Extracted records
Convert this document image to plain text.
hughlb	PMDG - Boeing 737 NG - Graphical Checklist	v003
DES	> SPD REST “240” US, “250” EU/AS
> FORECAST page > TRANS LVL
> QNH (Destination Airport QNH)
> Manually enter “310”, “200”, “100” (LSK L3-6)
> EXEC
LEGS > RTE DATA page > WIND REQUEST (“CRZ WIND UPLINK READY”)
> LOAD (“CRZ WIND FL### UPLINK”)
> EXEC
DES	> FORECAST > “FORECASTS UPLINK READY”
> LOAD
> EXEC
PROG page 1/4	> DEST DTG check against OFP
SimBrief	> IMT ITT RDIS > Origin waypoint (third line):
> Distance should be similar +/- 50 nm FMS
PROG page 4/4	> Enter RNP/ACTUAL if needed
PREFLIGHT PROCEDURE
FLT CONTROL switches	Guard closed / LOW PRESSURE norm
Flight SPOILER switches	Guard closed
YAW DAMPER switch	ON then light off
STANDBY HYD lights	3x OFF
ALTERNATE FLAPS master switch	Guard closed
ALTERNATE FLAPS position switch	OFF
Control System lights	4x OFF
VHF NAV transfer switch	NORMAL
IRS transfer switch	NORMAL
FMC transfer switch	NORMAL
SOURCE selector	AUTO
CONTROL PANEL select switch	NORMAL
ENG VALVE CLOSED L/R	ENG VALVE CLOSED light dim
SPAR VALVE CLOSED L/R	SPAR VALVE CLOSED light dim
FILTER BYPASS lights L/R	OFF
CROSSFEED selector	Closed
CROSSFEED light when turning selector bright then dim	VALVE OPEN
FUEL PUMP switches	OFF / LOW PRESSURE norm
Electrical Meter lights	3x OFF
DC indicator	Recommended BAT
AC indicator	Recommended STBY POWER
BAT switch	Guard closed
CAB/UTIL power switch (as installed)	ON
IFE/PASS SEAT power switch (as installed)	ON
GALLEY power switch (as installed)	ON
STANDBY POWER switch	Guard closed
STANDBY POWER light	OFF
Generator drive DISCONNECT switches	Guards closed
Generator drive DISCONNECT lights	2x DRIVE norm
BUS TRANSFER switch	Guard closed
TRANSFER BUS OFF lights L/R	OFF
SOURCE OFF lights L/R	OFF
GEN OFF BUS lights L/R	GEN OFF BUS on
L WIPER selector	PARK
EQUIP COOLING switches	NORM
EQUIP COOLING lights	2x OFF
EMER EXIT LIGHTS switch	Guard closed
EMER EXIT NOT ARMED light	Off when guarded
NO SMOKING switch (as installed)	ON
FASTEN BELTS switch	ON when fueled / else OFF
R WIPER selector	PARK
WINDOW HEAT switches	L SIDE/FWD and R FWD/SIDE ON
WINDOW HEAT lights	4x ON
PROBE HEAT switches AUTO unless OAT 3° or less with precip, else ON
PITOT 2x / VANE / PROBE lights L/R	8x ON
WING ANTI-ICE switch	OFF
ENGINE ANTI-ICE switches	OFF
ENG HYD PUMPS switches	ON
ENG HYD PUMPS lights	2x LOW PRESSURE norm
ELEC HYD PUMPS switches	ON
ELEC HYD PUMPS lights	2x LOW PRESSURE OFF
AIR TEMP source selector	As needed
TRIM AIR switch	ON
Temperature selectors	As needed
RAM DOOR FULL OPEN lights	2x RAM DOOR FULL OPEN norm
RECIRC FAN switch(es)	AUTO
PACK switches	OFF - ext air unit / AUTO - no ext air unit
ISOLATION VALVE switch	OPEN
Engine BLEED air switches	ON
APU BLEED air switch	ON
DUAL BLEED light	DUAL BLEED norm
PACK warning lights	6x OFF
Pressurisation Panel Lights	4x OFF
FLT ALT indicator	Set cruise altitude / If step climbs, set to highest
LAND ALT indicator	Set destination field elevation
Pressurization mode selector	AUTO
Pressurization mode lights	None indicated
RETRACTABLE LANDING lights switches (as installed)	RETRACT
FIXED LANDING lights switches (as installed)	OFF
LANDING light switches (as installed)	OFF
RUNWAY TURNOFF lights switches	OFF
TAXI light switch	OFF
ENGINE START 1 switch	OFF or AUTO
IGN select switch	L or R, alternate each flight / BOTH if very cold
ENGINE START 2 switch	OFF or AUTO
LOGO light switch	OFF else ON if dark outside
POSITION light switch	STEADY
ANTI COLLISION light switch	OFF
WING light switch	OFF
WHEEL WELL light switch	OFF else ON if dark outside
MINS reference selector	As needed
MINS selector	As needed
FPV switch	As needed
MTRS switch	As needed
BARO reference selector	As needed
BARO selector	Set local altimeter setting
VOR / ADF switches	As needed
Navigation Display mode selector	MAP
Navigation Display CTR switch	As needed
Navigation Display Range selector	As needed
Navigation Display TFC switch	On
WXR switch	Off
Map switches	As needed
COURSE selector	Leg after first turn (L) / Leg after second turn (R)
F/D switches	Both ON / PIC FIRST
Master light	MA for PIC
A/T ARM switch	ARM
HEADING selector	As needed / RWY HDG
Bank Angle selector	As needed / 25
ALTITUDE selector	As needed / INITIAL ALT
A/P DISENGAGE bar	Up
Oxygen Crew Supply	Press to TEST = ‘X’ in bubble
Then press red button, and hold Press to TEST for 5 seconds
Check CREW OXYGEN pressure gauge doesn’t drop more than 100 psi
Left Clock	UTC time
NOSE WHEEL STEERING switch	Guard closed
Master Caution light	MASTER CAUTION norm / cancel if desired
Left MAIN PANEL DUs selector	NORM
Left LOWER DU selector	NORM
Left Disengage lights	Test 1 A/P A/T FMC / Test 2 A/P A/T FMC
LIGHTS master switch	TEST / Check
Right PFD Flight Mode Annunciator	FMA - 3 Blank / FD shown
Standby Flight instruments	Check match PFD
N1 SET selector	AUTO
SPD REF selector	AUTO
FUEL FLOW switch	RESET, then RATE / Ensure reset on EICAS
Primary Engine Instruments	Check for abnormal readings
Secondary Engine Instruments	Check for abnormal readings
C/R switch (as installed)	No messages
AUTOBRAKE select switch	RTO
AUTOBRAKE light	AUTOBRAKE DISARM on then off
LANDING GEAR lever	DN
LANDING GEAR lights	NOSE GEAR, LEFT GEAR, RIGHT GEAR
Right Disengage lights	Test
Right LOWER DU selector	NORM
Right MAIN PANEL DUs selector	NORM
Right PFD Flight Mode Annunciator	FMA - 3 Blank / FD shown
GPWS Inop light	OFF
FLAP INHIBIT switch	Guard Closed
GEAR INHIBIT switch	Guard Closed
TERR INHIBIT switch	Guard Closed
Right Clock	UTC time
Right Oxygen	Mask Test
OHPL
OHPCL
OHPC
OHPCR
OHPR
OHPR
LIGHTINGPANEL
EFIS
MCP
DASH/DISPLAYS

#### Challenge:
Repeat the listing exactly, from its first line to its last.

#### Response:
Convert this document image to plain text.
hughlb	PMDG - Boeing 737 NG - Graphical Checklist	v003
DES	> SPD REST “240” US, “250” EU/AS
> FORECAST page > TRANS LVL
> QNH (Destination Airport QNH)
> Manually enter “310”, “200”, “100” (LSK L3-6)
> EXEC
LEGS > RTE DATA page > WIND REQUEST (“CRZ WIND UPLINK READY”)
> LOAD (“CRZ WIND FL### UPLINK”)
> EXEC
DES	> FORECAST > “FORECASTS UPLINK READY”
> LOAD
> EXEC
PROG page 1/4	> DEST DTG check against OFP
SimBrief	> IMT ITT RDIS > Origin waypoint (third line):
> Distance should be similar +/- 50 nm FMS
PROG page 4/4	> Enter RNP/ACTUAL if needed
PREFLIGHT PROCEDURE
FLT CONTROL switches	Guard closed / LOW PRESSURE norm
Flight SPOILER switches	Guard closed
YAW DAMPER switch	ON then light off
STANDBY HYD lights	3x OFF
ALTERNATE FLAPS master switch	Guard closed
ALTERNATE FLAPS position switch	OFF
Control System lights	4x OFF
VHF NAV transfer switch	NORMAL
IRS transfer switch	NORMAL
FMC transfer switch	NORMAL
SOURCE selector	AUTO
CONTROL PANEL select switch	NORMAL
ENG VALVE CLOSED L/R	ENG VALVE CLOSED light dim
SPAR VALVE CLOSED L/R	SPAR VALVE CLOSED light dim
FILTER BYPASS lights L/R	OFF
CROSSFEED selector	Closed
CROSSFEED light when turning selector bright then dim	VALVE OPEN
FUEL PUMP switches	OFF / LOW PRESSURE norm
Electrical Meter lights	3x OFF
DC indicator	Recommended BAT
AC indicator	Recommended STBY POWER
BAT switch	Guard closed
CAB/UTIL power switch (as installed)	ON
IFE/PASS SEAT power switch (as installed)	ON
GALLEY power switch (as installed)	ON
STANDBY POWER switch	Guard closed
STANDBY POWER light	OFF
Generator drive DISCONNECT switches	Guards closed
Generator drive DISCONNECT lights	2x DRIVE norm
BUS TRANSFER switch	Guard closed
TRANSFER BUS OFF lights L/R	OFF
SOURCE OFF lights L/R	OFF
GEN OFF BUS lights L/R	GEN OFF BUS on
L WIPER selector	PARK
EQUIP COOLING switches	NORM
EQUIP COOLING lights	2x OFF
EMER EXIT LIGHTS switch	Guard closed
EMER EXIT NOT ARMED light	Off when guarded
NO SMOKING switch (as installed)	ON
FASTEN BELTS switch	ON when fueled / else OFF
R WIPER selector	PARK
WINDOW HEAT switches	L SIDE/FWD and R FWD/SIDE ON
WINDOW HEAT lights	4x ON
PROBE HEAT switches AUTO unless OAT 3° or less with precip, else ON
PITOT 2x / VANE / PROBE lights L/R	8x ON
WING ANTI-ICE switch	OFF
ENGINE ANTI-ICE switches	OFF
ENG HYD PUMPS switches	ON
ENG HYD PUMPS lights	2x LOW PRESSURE norm
ELEC HYD PUMPS switches	ON
ELEC HYD PUMPS lights	2x LOW PRESSURE OFF
AIR TEMP source selector	As needed
TRIM AIR switch	ON
Temperature selectors	As needed
RAM DOOR FULL OPEN lights	2x RAM DOOR FULL OPEN norm
RECIRC FAN switch(es)	AUTO
PACK switches	OFF - ext air unit / AUTO - no ext air unit
ISOLATION VALVE switch	OPEN
Engine BLEED air switches	ON
APU BLEED air switch	ON
DUAL BLEED light	DUAL BLEED norm
PACK warning lights	6x OFF
Pressurisation Panel Lights	4x OFF
FLT ALT indicator	Set cruise altitude / If step climbs, set to highest
LAND ALT indicator	Set destination field elevation
Pressurization mode selector	AUTO
Pressurization mode lights	None indicated
RETRACTABLE LANDING lights switches (as installed)	RETRACT
FIXED LANDING lights switches (as installed)	OFF
LANDING light switches (as installed)	OFF
RUNWAY TURNOFF lights switches	OFF
TAXI light switch	OFF
ENGINE START 1 switch	OFF or AUTO
IGN select switch	L or R, alternate each flight / BOTH if very cold
ENGINE START 2 switch	OFF or AUTO
LOGO light switch	OFF else ON if dark outside
POSITION light switch	STEADY
ANTI COLLISION light switch	OFF
WING light switch	OFF
WHEEL WELL light switch	OFF else ON if dark outside
MINS reference selector	As needed
MINS selector	As needed
FPV switch	As needed
MTRS switch	As needed
BARO reference selector	As needed
BARO selector	Set local altimeter setting
VOR / ADF switches	As needed
Navigation Display mode selector	MAP
Navigation Display CTR switch	As needed
Navigation Display Range selector	As needed
Navigation Display TFC switch	On
WXR switch	Off
Map switches	As needed
COURSE selector	Leg after first turn (L) / Leg after second turn (R)
F/D switches	Both ON / PIC FIRST
Master light	MA for PIC
A/T ARM switch	ARM
HEADING selector	As needed / RWY HDG
Bank Angle selector	As needed / 25
ALTITUDE selector	As needed / INITIAL ALT
A/P DISENGAGE bar	Up
Oxygen Crew Supply	Press to TEST = ‘X’ in bubble
Then press red button, and hold Press to TEST for 5 seconds
Check CREW OXYGEN pressure gauge doesn’t drop more than 100 psi
Left Clock	UTC time
NOSE WHEEL STEERING switch	Guard closed
Master Caution light	MASTER CAUTION norm / cancel if desired
Left MAIN PANEL DUs selector	NORM
Left LOWER DU selector	NORM
Left Disengage lights	Test 1 A/P A/T FMC / Test 2 A/P A/T FMC
LIGHTS master switch	TEST / Check
Right PFD Flight Mode Annunciator	FMA - 3 Blank / FD shown
Standby Flight instruments	Check match PFD
N1 SET selector	AUTO
SPD REF selector	AUTO
FUEL FLOW switch	RESET, then RATE / Ensure reset on EICAS
Primary Engine Instruments	Check for abnormal readings
Secondary Engine Instruments	Check for abnormal readings
C/R switch (as installed)	No messages
AUTOBRAKE select switch	RTO
AUTOBRAKE light	AUTOBRAKE DISARM on then off
LANDING GEAR lever	DN
LANDING GEAR lights	NOSE GEAR, LEFT GEAR, RIGHT GEAR
Right Disengage lights	Test
Right LOWER DU selector	NORM
Right MAIN PANEL DUs selector	NORM
Right PFD Flight Mode Annunciator	FMA - 3 Blank / FD shown
GPWS Inop light	OFF
FLAP INHIBIT switch	Guard Closed
GEAR INHIBIT switch	Guard Closed
TERR INHIBIT switch	Guard Closed
Right Clock	UTC time
Right Oxygen	Mask Test
OHPL
OHPCL
OHPC
OHPCR
OHPR
OHPR
LIGHTINGPANEL
EFIS
MCP
DASH/DISPLAYS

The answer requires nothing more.